### Dataset records:

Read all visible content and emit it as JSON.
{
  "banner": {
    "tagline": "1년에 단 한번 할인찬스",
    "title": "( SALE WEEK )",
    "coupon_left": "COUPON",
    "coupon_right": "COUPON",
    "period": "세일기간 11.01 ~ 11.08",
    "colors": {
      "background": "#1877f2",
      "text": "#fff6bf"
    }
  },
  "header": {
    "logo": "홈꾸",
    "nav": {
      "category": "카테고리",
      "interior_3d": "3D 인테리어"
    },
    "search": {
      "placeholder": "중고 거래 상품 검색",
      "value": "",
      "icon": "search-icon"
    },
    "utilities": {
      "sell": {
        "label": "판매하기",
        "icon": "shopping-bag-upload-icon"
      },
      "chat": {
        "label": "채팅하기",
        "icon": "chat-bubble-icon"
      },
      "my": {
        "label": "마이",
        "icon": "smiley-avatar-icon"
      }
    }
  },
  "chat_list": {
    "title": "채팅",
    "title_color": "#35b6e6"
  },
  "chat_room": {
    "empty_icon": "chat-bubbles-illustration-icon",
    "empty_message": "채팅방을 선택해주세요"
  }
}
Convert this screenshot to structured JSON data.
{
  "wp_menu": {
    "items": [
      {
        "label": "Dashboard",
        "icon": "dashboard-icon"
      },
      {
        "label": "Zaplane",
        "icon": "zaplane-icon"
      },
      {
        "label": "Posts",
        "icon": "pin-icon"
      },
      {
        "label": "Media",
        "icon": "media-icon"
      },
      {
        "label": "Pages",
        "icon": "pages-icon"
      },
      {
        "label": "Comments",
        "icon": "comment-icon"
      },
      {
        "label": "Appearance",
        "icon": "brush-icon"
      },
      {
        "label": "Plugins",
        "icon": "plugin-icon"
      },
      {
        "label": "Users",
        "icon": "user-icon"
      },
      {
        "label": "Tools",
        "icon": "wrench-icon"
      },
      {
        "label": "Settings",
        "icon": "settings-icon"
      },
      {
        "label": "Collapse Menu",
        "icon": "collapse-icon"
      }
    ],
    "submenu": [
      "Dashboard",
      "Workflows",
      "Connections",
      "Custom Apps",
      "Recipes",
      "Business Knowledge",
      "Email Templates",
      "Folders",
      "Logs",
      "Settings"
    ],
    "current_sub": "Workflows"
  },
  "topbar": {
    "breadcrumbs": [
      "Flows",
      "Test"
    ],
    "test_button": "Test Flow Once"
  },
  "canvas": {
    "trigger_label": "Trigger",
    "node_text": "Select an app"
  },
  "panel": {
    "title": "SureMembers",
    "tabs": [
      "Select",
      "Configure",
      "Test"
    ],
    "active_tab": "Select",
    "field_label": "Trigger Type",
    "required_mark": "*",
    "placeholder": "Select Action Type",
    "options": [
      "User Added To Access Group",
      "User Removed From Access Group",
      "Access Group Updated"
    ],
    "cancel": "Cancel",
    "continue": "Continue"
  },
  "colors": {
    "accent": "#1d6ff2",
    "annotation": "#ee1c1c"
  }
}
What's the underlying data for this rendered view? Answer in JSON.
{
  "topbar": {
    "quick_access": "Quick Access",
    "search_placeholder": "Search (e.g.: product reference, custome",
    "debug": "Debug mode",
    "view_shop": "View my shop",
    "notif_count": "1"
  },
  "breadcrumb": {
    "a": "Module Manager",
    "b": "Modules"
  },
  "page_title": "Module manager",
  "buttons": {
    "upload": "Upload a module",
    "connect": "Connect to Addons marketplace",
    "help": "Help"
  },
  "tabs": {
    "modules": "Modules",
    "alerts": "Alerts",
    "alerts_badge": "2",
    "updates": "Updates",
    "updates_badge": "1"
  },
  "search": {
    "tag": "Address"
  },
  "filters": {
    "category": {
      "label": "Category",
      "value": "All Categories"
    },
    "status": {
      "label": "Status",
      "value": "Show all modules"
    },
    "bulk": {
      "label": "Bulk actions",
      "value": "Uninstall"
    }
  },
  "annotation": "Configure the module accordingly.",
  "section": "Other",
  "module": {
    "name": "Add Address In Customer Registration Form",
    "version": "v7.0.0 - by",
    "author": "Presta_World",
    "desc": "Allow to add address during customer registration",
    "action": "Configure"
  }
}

### Set problem:
Look through the records and gather every line containing "upload".

### Written reply:
        "icon": "shopping-bag-upload-icon"
    "upload": "Upload a module",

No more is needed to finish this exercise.